Dataset items:
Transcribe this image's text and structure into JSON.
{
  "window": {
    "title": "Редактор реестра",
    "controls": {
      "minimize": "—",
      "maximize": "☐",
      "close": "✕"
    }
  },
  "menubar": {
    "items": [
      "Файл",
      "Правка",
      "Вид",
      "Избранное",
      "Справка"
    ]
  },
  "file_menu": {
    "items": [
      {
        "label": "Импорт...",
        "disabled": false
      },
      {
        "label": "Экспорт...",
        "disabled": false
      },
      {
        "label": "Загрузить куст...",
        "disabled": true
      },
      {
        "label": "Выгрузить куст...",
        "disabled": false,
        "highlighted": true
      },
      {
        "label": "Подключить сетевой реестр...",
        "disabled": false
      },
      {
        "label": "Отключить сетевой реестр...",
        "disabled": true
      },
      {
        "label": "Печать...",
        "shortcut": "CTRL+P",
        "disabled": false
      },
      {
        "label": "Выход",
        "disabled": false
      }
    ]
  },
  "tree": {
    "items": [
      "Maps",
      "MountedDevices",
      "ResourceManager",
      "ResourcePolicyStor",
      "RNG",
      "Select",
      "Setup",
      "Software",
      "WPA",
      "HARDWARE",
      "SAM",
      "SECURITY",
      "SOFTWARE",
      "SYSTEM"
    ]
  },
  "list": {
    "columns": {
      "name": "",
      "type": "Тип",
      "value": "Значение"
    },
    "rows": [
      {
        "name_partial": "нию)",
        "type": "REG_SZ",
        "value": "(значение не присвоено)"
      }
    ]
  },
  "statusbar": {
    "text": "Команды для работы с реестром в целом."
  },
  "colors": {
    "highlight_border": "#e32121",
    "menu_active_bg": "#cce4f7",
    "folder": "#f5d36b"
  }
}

• [TASK DESCRIPTION] Copy the entries above exactly, leaving none out.

• [RESULT FOR THIS EXERCISE]
Transcribe this image's text and structure into JSON.
{
  "window": {
    "title": "Редактор реестра",
    "controls": {
      "minimize": "—",
      "maximize": "☐",
      "close": "✕"
    }
  },
  "menubar": {
    "items": [
      "Файл",
      "Правка",
      "Вид",
      "Избранное",
      "Справка"
    ]
  },
  "file_menu": {
    "items": [
      {
        "label": "Импорт...",
        "disabled": false
      },
      {
        "label": "Экспорт...",
        "disabled": false
      },
      {
        "label": "Загрузить куст...",
        "disabled": true
      },
      {
        "label": "Выгрузить куст...",
        "disabled": false,
        "highlighted": true
      },
      {
        "label": "Подключить сетевой реестр...",
        "disabled": false
      },
      {
        "label": "Отключить сетевой реестр...",
        "disabled": true
      },
      {
        "label": "Печать...",
        "shortcut": "CTRL+P",
        "disabled": false
      },
      {
        "label": "Выход",
        "disabled": false
      }
    ]
  },
  "tree": {
    "items": [
      "Maps",
      "MountedDevices",
      "ResourceManager",
      "ResourcePolicyStor",
      "RNG",
      "Select",
      "Setup",
      "Software",
      "WPA",
      "HARDWARE",
      "SAM",
      "SECURITY",
      "SOFTWARE",
      "SYSTEM"
    ]
  },
  "list": {
    "columns": {
      "name": "",
      "type": "Тип",
      "value": "Значение"
    },
    "rows": [
      {
        "name_partial": "нию)",
        "type": "REG_SZ",
        "value": "(значение не присвоено)"
      }
    ]
  },
  "statusbar": {
    "text": "Команды для работы с реестром в целом."
  },
  "colors": {
    "highlight_border": "#e32121",
    "menu_active_bg": "#cce4f7",
    "folder": "#f5d36b"
  }
}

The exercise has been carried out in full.